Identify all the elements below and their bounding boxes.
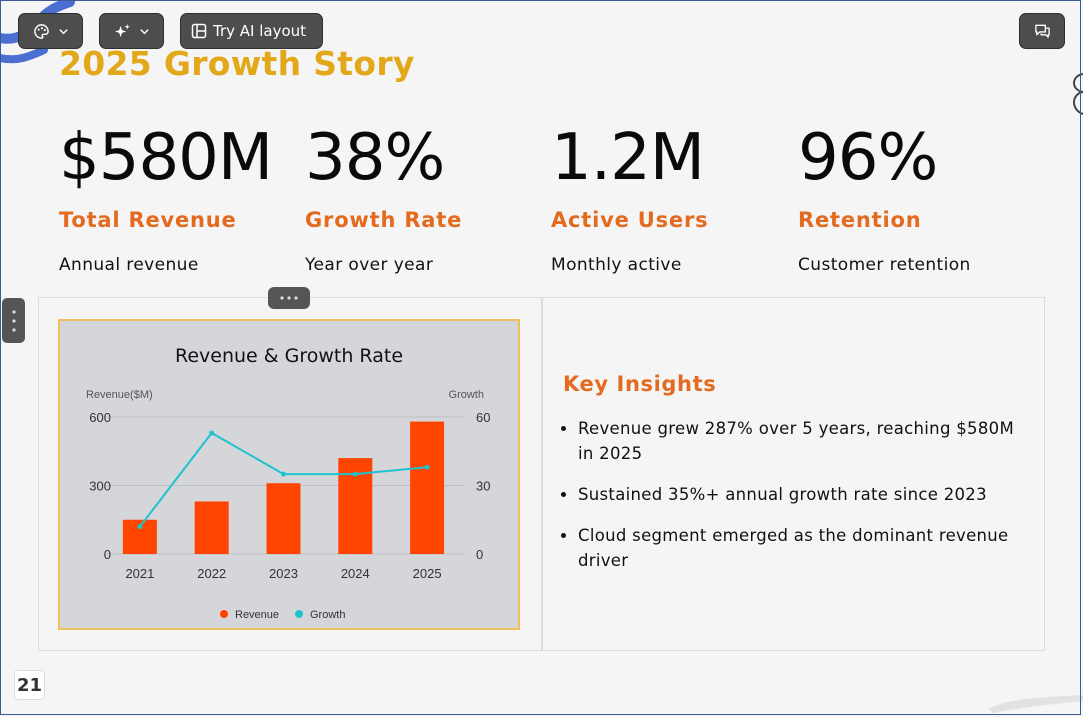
y-left-tick-label: 600 xyxy=(89,410,111,425)
column-divider xyxy=(541,297,543,651)
point-growth xyxy=(209,430,215,436)
block-side-handle[interactable] xyxy=(2,298,25,343)
stat-label: Retention xyxy=(798,208,922,232)
try-ai-layout-label: Try AI layout xyxy=(213,22,307,40)
slide-title: 2025 Growth Story xyxy=(59,44,415,83)
y-right-tick-label: 60 xyxy=(476,410,490,425)
stat-description: Monthly active xyxy=(551,255,682,275)
bar-revenue xyxy=(266,483,301,554)
stat-active-users: 1.2M Active Users Monthly active xyxy=(551,118,791,275)
stat-value: 1.2M xyxy=(551,121,705,195)
theme-palette-button[interactable] xyxy=(18,13,83,49)
point-growth xyxy=(137,524,143,530)
y-right-tick-label: 0 xyxy=(476,547,483,562)
chevron-down-icon xyxy=(139,28,149,34)
stat-description: Year over year xyxy=(305,255,434,275)
try-ai-layout-button[interactable]: Try AI layout xyxy=(180,13,323,49)
stat-label: Growth Rate xyxy=(305,208,463,232)
palette-icon xyxy=(33,23,49,39)
key-insights-panel: Key Insights Revenue grew 287% over 5 ye… xyxy=(563,372,1025,589)
point-growth xyxy=(352,471,358,477)
legend-marker-revenue xyxy=(220,610,228,618)
stat-label: Total Revenue xyxy=(59,208,237,232)
x-tick-label: 2025 xyxy=(413,566,442,581)
insight-item: Cloud segment emerged as the dominant re… xyxy=(578,523,1025,573)
sparkles-icon xyxy=(114,23,130,37)
point-growth xyxy=(281,471,286,477)
vertical-dots-icon xyxy=(11,309,16,332)
bar-revenue xyxy=(194,501,229,554)
x-tick-label: 2021 xyxy=(125,566,154,581)
legend-marker-growth xyxy=(295,610,303,618)
chart-card[interactable]: Revenue & Growth Rate Revenue($M) Growth 0 3… xyxy=(58,319,520,630)
stat-total-revenue: $580M Total Revenue Annual revenue xyxy=(59,118,299,275)
ai-magic-button[interactable] xyxy=(99,13,164,49)
revenue-growth-chart: Revenue & Growth Rate Revenue($M) Growth 0 3… xyxy=(86,345,490,621)
insight-item: Revenue grew 287% over 5 years, reaching… xyxy=(578,416,1025,466)
comment-icon xyxy=(1034,24,1050,38)
stat-retention: 96% Retention Customer retention xyxy=(798,118,1038,275)
legend-label-revenue: Revenue xyxy=(235,609,279,621)
stat-growth-rate: 38% Growth Rate Year over year xyxy=(305,118,545,275)
bar-revenue xyxy=(410,421,445,554)
stat-label: Active Users xyxy=(551,208,709,232)
y-axis-left-label: Revenue($M) xyxy=(86,389,153,401)
stat-description: Customer retention xyxy=(798,255,971,275)
x-tick-label: 2022 xyxy=(197,566,226,581)
legend-label-growth: Growth xyxy=(310,609,345,621)
stat-value: $580M xyxy=(59,121,273,195)
chevron-down-icon xyxy=(58,28,68,34)
decorative-curl xyxy=(1073,73,1083,115)
drag-handle[interactable] xyxy=(268,287,310,309)
y-right-tick-label: 30 xyxy=(476,479,490,494)
stat-value: 96% xyxy=(798,121,938,195)
comments-button[interactable] xyxy=(1019,13,1065,49)
insight-item: Sustained 35%+ annual growth rate since … xyxy=(578,482,1025,507)
point-growth xyxy=(424,464,430,470)
x-tick-label: 2023 xyxy=(269,566,298,581)
layout-icon xyxy=(191,23,207,39)
stat-value: 38% xyxy=(305,121,445,195)
horizontal-dots-icon xyxy=(280,296,298,300)
y-axis-right-label: Growth xyxy=(449,389,484,401)
page-number: 21 xyxy=(14,670,45,700)
y-left-tick-label: 0 xyxy=(104,547,111,562)
decorative-swoosh xyxy=(989,695,1083,713)
insights-title: Key Insights xyxy=(563,372,717,396)
x-tick-label: 2024 xyxy=(341,566,370,581)
chart-title: Revenue & Growth Rate xyxy=(175,345,403,367)
y-left-tick-label: 300 xyxy=(89,479,111,494)
insights-list: Revenue grew 287% over 5 years, reaching… xyxy=(563,416,1025,573)
stat-description: Annual revenue xyxy=(59,255,199,275)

::::::::

Can you arrange the lines of the listing as a JSON list of strings, one string per line, starting with the line containing "y-left-tick-label: 600 xyxy=(89,410,111,425)" and going on through the line containing "stat-active-users: 1.2M Active"?

[
  "y-left-tick-label: 600 xyxy=(89,410,111,425)",
  "column-divider xyxy=(541,297,543,651)",
  "point-growth xyxy=(209,430,215,436)",
  "block-side-handle[interactable] xyxy=(2,298,25,343)",
  "stat-label: Retention xyxy=(798,208,922,232)",
  "try-ai-layout-label: Try AI layout xyxy=(213,22,307,40)",
  "slide-title: 2025 Growth Story xyxy=(59,44,415,83)",
  "y-right-tick-label: 60 xyxy=(476,410,490,425)",
  "stat-description: Monthly active xyxy=(551,255,682,275)",
  "bar-revenue xyxy=(266,483,301,554)",
  "stat-active-users: 1.2M Active Users Monthly active xyxy=(551,118,791,275)"
]